# Dataset records:
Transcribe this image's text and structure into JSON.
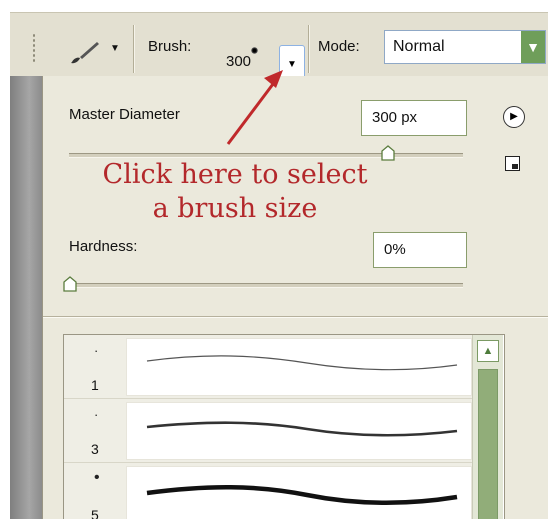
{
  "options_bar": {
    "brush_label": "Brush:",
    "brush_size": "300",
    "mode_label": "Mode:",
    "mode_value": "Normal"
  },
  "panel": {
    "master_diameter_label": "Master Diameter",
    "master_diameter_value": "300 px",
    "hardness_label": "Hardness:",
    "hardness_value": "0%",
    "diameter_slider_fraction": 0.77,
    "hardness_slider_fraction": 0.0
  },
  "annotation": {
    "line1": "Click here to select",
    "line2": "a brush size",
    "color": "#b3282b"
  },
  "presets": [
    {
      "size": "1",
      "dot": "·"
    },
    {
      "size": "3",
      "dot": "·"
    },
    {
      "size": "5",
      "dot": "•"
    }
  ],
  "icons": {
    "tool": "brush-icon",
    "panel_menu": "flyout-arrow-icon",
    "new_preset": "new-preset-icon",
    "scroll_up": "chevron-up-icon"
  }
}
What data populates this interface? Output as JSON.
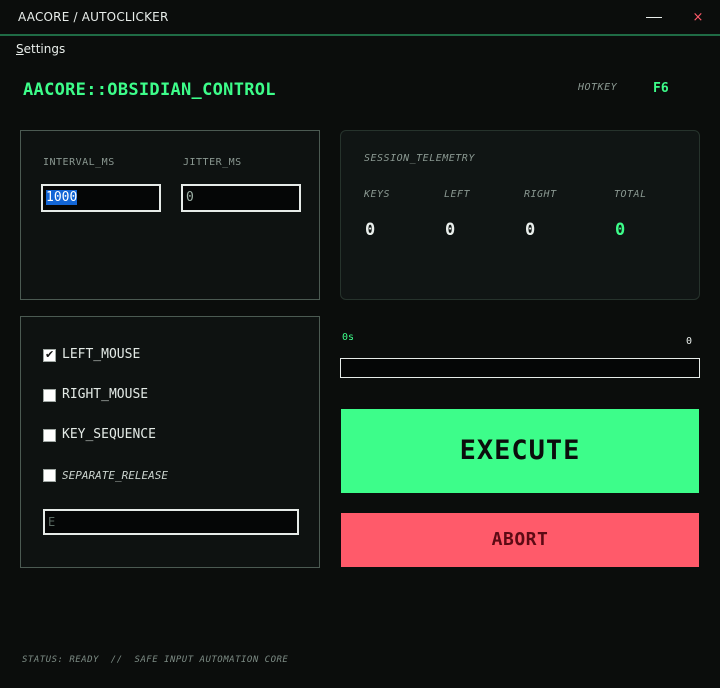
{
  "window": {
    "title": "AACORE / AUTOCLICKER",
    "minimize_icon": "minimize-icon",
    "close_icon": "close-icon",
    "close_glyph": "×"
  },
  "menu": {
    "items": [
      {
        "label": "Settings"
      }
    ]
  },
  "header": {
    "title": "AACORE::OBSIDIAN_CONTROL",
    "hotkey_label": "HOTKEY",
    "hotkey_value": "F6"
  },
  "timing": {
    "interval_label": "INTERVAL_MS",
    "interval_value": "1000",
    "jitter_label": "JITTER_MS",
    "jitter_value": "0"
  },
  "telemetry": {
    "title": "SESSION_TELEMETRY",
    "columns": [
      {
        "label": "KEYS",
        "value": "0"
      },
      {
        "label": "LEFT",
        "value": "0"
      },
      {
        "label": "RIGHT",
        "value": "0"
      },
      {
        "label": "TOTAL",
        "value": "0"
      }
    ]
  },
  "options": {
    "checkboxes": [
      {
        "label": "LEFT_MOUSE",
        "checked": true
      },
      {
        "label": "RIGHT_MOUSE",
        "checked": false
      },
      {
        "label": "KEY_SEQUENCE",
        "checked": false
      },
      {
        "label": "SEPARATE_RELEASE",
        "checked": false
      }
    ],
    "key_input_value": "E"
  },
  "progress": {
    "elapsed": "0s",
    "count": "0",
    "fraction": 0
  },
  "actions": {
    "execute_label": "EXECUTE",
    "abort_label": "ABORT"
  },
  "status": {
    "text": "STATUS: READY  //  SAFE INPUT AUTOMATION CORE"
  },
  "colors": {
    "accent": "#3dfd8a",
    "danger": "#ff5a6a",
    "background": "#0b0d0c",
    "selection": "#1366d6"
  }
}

# Exercise details:
Note each line of the entries that has "JSON" in it, and copy those lines.

# Finished answer:
Transcribe this image's text and structure into JSON.
What data populates this interface? Output as JSON.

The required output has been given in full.